What is being asked:
Reproduce all records exactly.

::: Record list :::

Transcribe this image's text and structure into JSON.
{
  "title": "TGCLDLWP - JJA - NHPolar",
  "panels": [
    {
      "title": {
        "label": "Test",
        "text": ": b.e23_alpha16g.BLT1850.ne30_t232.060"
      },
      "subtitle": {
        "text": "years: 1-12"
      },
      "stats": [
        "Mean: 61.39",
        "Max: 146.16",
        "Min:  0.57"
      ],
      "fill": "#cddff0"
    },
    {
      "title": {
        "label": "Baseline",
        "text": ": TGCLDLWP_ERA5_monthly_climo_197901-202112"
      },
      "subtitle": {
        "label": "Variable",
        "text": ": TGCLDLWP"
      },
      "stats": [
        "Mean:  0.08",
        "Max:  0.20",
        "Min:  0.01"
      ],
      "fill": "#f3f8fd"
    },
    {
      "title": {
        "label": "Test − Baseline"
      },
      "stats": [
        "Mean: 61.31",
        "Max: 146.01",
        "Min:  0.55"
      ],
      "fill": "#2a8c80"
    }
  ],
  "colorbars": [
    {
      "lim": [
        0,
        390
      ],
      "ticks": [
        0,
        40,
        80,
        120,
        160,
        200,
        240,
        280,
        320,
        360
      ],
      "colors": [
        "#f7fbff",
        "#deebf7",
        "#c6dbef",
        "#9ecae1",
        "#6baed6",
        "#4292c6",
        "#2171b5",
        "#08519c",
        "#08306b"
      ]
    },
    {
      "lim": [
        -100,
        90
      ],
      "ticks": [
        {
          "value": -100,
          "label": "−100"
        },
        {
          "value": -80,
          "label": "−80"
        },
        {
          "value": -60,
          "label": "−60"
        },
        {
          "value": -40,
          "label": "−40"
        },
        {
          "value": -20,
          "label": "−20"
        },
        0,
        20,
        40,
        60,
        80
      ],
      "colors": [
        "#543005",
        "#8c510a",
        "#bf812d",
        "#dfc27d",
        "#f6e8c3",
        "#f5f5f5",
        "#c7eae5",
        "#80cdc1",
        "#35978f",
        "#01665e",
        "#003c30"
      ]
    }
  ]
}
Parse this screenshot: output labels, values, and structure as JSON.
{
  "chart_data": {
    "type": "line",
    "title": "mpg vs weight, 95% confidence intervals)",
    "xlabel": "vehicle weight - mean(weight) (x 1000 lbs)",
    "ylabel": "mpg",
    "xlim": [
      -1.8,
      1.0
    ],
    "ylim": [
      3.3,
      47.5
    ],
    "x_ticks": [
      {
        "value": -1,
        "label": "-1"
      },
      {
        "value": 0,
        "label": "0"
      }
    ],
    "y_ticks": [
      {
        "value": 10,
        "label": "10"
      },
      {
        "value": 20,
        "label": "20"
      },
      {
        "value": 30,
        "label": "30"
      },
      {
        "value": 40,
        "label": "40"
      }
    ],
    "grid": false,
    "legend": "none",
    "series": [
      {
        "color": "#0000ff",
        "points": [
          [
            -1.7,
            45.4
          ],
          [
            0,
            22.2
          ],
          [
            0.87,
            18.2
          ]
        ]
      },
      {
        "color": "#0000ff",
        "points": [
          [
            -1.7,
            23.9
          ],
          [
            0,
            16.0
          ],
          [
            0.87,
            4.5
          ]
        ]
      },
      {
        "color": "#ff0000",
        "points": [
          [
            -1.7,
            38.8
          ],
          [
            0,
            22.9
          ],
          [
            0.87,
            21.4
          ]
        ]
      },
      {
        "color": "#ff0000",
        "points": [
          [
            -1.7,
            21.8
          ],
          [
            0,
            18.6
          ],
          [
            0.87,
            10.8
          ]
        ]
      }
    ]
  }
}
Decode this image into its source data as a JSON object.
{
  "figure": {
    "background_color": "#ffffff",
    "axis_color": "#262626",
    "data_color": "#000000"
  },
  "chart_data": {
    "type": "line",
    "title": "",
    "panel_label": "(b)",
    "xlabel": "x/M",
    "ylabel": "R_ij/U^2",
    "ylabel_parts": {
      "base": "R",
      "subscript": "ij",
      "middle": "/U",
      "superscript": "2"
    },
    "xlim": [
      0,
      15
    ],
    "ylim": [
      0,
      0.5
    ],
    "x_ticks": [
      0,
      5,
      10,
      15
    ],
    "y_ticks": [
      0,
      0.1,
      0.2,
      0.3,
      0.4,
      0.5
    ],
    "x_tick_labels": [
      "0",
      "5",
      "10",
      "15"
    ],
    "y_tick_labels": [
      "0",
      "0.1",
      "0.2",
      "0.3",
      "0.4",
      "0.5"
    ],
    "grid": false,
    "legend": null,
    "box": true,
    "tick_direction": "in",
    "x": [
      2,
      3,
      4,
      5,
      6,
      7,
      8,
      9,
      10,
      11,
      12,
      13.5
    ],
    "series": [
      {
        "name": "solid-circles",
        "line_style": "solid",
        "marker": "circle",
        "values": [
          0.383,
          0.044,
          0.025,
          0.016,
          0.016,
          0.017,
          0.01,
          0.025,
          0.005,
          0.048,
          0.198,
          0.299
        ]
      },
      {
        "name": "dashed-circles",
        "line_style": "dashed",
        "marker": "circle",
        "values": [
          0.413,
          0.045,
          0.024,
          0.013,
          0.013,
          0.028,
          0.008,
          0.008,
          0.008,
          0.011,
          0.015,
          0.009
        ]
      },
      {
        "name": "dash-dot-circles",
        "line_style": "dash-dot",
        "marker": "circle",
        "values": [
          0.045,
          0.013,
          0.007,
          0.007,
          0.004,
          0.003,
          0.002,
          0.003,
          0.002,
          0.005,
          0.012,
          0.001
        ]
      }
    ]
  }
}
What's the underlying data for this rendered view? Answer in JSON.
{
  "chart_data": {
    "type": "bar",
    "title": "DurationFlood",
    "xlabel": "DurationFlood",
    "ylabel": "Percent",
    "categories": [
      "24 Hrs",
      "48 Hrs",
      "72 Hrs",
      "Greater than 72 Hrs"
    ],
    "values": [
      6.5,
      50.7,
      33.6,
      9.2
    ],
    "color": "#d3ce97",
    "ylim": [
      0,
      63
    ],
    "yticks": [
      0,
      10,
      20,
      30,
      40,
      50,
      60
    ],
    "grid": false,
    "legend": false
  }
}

:::

Exercise solution:
Transcribe this image's text and structure into JSON.
{
  "title": "TGCLDLWP - JJA - NHPolar",
  "panels": [
    {
      "title": {
        "label": "Test",
        "text": ": b.e23_alpha16g.BLT1850.ne30_t232.060"
      },
      "subtitle": {
        "text": "years: 1-12"
      },
      "stats": [
        "Mean: 61.39",
        "Max: 146.16",
        "Min:  0.57"
      ],
      "fill": "#cddff0"
    },
    {
      "title": {
        "label": "Baseline",
        "text": ": TGCLDLWP_ERA5_monthly_climo_197901-202112"
      },
      "subtitle": {
        "label": "Variable",
        "text": ": TGCLDLWP"
      },
      "stats": [
        "Mean:  0.08",
        "Max:  0.20",
        "Min:  0.01"
      ],
      "fill": "#f3f8fd"
    },
    {
      "title": {
        "label": "Test − Baseline"
      },
      "stats": [
        "Mean: 61.31",
        "Max: 146.01",
        "Min:  0.55"
      ],
      "fill": "#2a8c80"
    }
  ],
  "colorbars": [
    {
      "lim": [
        0,
        390
      ],
      "ticks": [
        0,
        40,
        80,
        120,
        160,
        200,
        240,
        280,
        320,
        360
      ],
      "colors": [
        "#f7fbff",
        "#deebf7",
        "#c6dbef",
        "#9ecae1",
        "#6baed6",
        "#4292c6",
        "#2171b5",
        "#08519c",
        "#08306b"
      ]
    },
    {
      "lim": [
        -100,
        90
      ],
      "ticks": [
        {
          "value": -100,
          "label": "−100"
        },
        {
          "value": -80,
          "label": "−80"
        },
        {
          "value": -60,
          "label": "−60"
        },
        {
          "value": -40,
          "label": "−40"
        },
        {
          "value": -20,
          "label": "−20"
        },
        0,
        20,
        40,
        60,
        80
      ],
      "colors": [
        "#543005",
        "#8c510a",
        "#bf812d",
        "#dfc27d",
        "#f6e8c3",
        "#f5f5f5",
        "#c7eae5",
        "#80cdc1",
        "#35978f",
        "#01665e",
        "#003c30"
      ]
    }
  ]
}
Parse this screenshot: output labels, values, and structure as JSON.
{
  "chart_data": {
    "type": "line",
    "title": "mpg vs weight, 95% confidence intervals)",
    "xlabel": "vehicle weight - mean(weight) (x 1000 lbs)",
    "ylabel": "mpg",
    "xlim": [
      -1.8,
      1.0
    ],
    "ylim": [
      3.3,
      47.5
    ],
    "x_ticks": [
      {
        "value": -1,
        "label": "-1"
      },
      {
        "value": 0,
        "label": "0"
      }
    ],
    "y_ticks": [
      {
        "value": 10,
        "label": "10"
      },
      {
        "value": 20,
        "label": "20"
      },
      {
        "value": 30,
        "label": "30"
      },
      {
        "value": 40,
        "label": "40"
      }
    ],
    "grid": false,
    "legend": "none",
    "series": [
      {
        "color": "#0000ff",
        "points": [
          [
            -1.7,
            45.4
          ],
          [
            0,
            22.2
          ],
          [
            0.87,
            18.2
          ]
        ]
      },
      {
        "color": "#0000ff",
        "points": [
          [
            -1.7,
            23.9
          ],
          [
            0,
            16.0
          ],
          [
            0.87,
            4.5
          ]
        ]
      },
      {
        "color": "#ff0000",
        "points": [
          [
            -1.7,
            38.8
          ],
          [
            0,
            22.9
          ],
          [
            0.87,
            21.4
          ]
        ]
      },
      {
        "color": "#ff0000",
        "points": [
          [
            -1.7,
            21.8
          ],
          [
            0,
            18.6
          ],
          [
            0.87,
            10.8
          ]
        ]
      }
    ]
  }
}
Decode this image into its source data as a JSON object.
{
  "figure": {
    "background_color": "#ffffff",
    "axis_color": "#262626",
    "data_color": "#000000"
  },
  "chart_data": {
    "type": "line",
    "title": "",
    "panel_label": "(b)",
    "xlabel": "x/M",
    "ylabel": "R_ij/U^2",
    "ylabel_parts": {
      "base": "R",
      "subscript": "ij",
      "middle": "/U",
      "superscript": "2"
    },
    "xlim": [
      0,
      15
    ],
    "ylim": [
      0,
      0.5
    ],
    "x_ticks": [
      0,
      5,
      10,
      15
    ],
    "y_ticks": [
      0,
      0.1,
      0.2,
      0.3,
      0.4,
      0.5
    ],
    "x_tick_labels": [
      "0",
      "5",
      "10",
      "15"
    ],
    "y_tick_labels": [
      "0",
      "0.1",
      "0.2",
      "0.3",
      "0.4",
      "0.5"
    ],
    "grid": false,
    "legend": null,
    "box": true,
    "tick_direction": "in",
    "x": [
      2,
      3,
      4,
      5,
      6,
      7,
      8,
      9,
      10,
      11,
      12,
      13.5
    ],
    "series": [
      {
        "name": "solid-circles",
        "line_style": "solid",
        "marker": "circle",
        "values": [
          0.383,
          0.044,
          0.025,
          0.016,
          0.016,
          0.017,
          0.01,
          0.025,
          0.005,
          0.048,
          0.198,
          0.299
        ]
      },
      {
        "name": "dashed-circles",
        "line_style": "dashed",
        "marker": "circle",
        "values": [
          0.413,
          0.045,
          0.024,
          0.013,
          0.013,
          0.028,
          0.008,
          0.008,
          0.008,
          0.011,
          0.015,
          0.009
        ]
      },
      {
        "name": "dash-dot-circles",
        "line_style": "dash-dot",
        "marker": "circle",
        "values": [
          0.045,
          0.013,
          0.007,
          0.007,
          0.004,
          0.003,
          0.002,
          0.003,
          0.002,
          0.005,
          0.012,
          0.001
        ]
      }
    ]
  }
}
What's the underlying data for this rendered view? Answer in JSON.
{
  "chart_data": {
    "type": "bar",
    "title": "DurationFlood",
    "xlabel": "DurationFlood",
    "ylabel": "Percent",
    "categories": [
      "24 Hrs",
      "48 Hrs",
      "72 Hrs",
      "Greater than 72 Hrs"
    ],
    "values": [
      6.5,
      50.7,
      33.6,
      9.2
    ],
    "color": "#d3ce97",
    "ylim": [
      0,
      63
    ],
    "yticks": [
      0,
      10,
      20,
      30,
      40,
      50,
      60
    ],
    "grid": false,
    "legend": false
  }
}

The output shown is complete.